-- PROVIDED RECORDS --
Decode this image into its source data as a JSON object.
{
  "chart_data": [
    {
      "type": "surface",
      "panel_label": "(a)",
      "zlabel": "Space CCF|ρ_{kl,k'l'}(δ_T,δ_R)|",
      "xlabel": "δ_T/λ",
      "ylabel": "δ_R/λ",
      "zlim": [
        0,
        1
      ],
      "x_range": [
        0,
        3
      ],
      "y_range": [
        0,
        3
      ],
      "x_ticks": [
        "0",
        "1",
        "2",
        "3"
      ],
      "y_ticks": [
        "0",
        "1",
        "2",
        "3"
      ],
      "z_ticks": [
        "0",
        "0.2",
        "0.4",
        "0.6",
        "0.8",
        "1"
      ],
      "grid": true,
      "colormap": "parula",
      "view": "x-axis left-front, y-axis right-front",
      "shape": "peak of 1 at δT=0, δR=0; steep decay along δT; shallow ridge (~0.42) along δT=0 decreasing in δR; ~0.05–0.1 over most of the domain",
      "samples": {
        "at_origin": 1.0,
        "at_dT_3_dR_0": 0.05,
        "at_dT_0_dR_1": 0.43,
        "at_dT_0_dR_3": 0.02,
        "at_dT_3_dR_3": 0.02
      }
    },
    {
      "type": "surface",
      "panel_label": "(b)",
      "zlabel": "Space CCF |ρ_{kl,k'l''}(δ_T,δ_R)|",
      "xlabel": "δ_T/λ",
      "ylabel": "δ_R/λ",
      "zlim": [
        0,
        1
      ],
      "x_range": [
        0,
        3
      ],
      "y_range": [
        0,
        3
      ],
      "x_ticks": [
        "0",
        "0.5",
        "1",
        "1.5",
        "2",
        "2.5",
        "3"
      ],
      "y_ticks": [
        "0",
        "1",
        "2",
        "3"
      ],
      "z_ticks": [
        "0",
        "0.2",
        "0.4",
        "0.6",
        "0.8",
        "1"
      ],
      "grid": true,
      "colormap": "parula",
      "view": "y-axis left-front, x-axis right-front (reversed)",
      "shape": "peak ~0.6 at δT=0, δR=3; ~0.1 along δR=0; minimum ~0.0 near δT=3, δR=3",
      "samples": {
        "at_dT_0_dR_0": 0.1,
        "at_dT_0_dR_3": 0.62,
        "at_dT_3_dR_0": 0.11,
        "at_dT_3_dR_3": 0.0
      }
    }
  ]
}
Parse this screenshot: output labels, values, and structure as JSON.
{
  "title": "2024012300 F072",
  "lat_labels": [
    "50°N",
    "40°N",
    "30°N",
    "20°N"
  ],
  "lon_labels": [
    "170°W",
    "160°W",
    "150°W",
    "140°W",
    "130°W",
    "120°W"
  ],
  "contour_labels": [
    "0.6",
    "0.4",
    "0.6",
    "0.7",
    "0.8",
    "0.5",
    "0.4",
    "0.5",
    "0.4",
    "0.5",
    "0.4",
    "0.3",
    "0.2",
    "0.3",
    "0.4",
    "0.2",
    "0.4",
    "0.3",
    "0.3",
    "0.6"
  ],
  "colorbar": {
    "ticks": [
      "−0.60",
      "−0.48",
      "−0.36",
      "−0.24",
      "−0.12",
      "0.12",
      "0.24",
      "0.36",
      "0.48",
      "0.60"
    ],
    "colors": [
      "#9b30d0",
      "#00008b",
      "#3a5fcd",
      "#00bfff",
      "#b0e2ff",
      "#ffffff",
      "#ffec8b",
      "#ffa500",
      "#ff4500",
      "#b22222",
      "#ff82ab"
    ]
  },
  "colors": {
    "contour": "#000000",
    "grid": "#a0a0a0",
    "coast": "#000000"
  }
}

-- INSTRUCTIONS FOR THE TASK --
Extract every line above exactly as it stands.

-- THE RESULT --
Decode this image into its source data as a JSON object.
{
  "chart_data": [
    {
      "type": "surface",
      "panel_label": "(a)",
      "zlabel": "Space CCF|ρ_{kl,k'l'}(δ_T,δ_R)|",
      "xlabel": "δ_T/λ",
      "ylabel": "δ_R/λ",
      "zlim": [
        0,
        1
      ],
      "x_range": [
        0,
        3
      ],
      "y_range": [
        0,
        3
      ],
      "x_ticks": [
        "0",
        "1",
        "2",
        "3"
      ],
      "y_ticks": [
        "0",
        "1",
        "2",
        "3"
      ],
      "z_ticks": [
        "0",
        "0.2",
        "0.4",
        "0.6",
        "0.8",
        "1"
      ],
      "grid": true,
      "colormap": "parula",
      "view": "x-axis left-front, y-axis right-front",
      "shape": "peak of 1 at δT=0, δR=0; steep decay along δT; shallow ridge (~0.42) along δT=0 decreasing in δR; ~0.05–0.1 over most of the domain",
      "samples": {
        "at_origin": 1.0,
        "at_dT_3_dR_0": 0.05,
        "at_dT_0_dR_1": 0.43,
        "at_dT_0_dR_3": 0.02,
        "at_dT_3_dR_3": 0.02
      }
    },
    {
      "type": "surface",
      "panel_label": "(b)",
      "zlabel": "Space CCF |ρ_{kl,k'l''}(δ_T,δ_R)|",
      "xlabel": "δ_T/λ",
      "ylabel": "δ_R/λ",
      "zlim": [
        0,
        1
      ],
      "x_range": [
        0,
        3
      ],
      "y_range": [
        0,
        3
      ],
      "x_ticks": [
        "0",
        "0.5",
        "1",
        "1.5",
        "2",
        "2.5",
        "3"
      ],
      "y_ticks": [
        "0",
        "1",
        "2",
        "3"
      ],
      "z_ticks": [
        "0",
        "0.2",
        "0.4",
        "0.6",
        "0.8",
        "1"
      ],
      "grid": true,
      "colormap": "parula",
      "view": "y-axis left-front, x-axis right-front (reversed)",
      "shape": "peak ~0.6 at δT=0, δR=3; ~0.1 along δR=0; minimum ~0.0 near δT=3, δR=3",
      "samples": {
        "at_dT_0_dR_0": 0.1,
        "at_dT_0_dR_3": 0.62,
        "at_dT_3_dR_0": 0.11,
        "at_dT_3_dR_3": 0.0
      }
    }
  ]
}
Parse this screenshot: output labels, values, and structure as JSON.
{
  "title": "2024012300 F072",
  "lat_labels": [
    "50°N",
    "40°N",
    "30°N",
    "20°N"
  ],
  "lon_labels": [
    "170°W",
    "160°W",
    "150°W",
    "140°W",
    "130°W",
    "120°W"
  ],
  "contour_labels": [
    "0.6",
    "0.4",
    "0.6",
    "0.7",
    "0.8",
    "0.5",
    "0.4",
    "0.5",
    "0.4",
    "0.5",
    "0.4",
    "0.3",
    "0.2",
    "0.3",
    "0.4",
    "0.2",
    "0.4",
    "0.3",
    "0.3",
    "0.6"
  ],
  "colorbar": {
    "ticks": [
      "−0.60",
      "−0.48",
      "−0.36",
      "−0.24",
      "−0.12",
      "0.12",
      "0.24",
      "0.36",
      "0.48",
      "0.60"
    ],
    "colors": [
      "#9b30d0",
      "#00008b",
      "#3a5fcd",
      "#00bfff",
      "#b0e2ff",
      "#ffffff",
      "#ffec8b",
      "#ffa500",
      "#ff4500",
      "#b22222",
      "#ff82ab"
    ]
  },
  "colors": {
    "contour": "#000000",
    "grid": "#a0a0a0",
    "coast": "#000000"
  }
}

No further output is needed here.